TASK DESCRIPTION: Collect each line of the entries that holds the string "지지봉을".

Extracted data entries:
• • • • • • •

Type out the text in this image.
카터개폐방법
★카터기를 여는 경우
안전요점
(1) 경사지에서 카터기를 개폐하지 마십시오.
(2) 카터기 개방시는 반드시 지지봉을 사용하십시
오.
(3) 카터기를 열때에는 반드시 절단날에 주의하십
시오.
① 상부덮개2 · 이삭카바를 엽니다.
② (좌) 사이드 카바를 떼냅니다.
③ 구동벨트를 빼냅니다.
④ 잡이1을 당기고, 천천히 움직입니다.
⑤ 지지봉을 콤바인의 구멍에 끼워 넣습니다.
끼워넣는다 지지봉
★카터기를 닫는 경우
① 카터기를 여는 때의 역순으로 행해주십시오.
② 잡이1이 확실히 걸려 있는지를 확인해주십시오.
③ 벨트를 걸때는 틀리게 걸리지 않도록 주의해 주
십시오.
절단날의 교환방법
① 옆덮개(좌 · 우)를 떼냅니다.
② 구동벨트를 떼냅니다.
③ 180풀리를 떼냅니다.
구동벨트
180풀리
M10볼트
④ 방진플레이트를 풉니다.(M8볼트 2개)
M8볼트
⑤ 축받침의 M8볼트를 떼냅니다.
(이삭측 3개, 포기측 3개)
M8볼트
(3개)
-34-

• • • • • • •

RESULT:
(2) 카터기 개방시는 반드시 지지봉을 사용하십시
⑤ 지지봉을 콤바인의 구멍에 끼워 넣습니다.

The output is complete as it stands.